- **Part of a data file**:
######

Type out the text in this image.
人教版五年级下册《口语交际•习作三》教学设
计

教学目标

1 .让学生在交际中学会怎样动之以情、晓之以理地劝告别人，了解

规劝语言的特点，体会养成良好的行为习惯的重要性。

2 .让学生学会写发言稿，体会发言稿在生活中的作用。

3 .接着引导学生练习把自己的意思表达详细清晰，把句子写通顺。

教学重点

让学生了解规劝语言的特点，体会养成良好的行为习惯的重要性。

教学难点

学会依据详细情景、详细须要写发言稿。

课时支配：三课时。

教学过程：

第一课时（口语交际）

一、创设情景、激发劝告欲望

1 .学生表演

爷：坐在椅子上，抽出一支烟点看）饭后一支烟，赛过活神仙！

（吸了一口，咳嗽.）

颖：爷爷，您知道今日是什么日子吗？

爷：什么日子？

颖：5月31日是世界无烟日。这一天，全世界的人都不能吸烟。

######

- **What to produce**: In the records above, find each line that holds the word "体会养成良好的行为习惯的重要性"; copy all such lines.

- **Written response**:
规劝语言的特点，体会养成良好的行为习惯的重要性。
让学生了解规劝语言的特点，体会养成良好的行为习惯的重要性。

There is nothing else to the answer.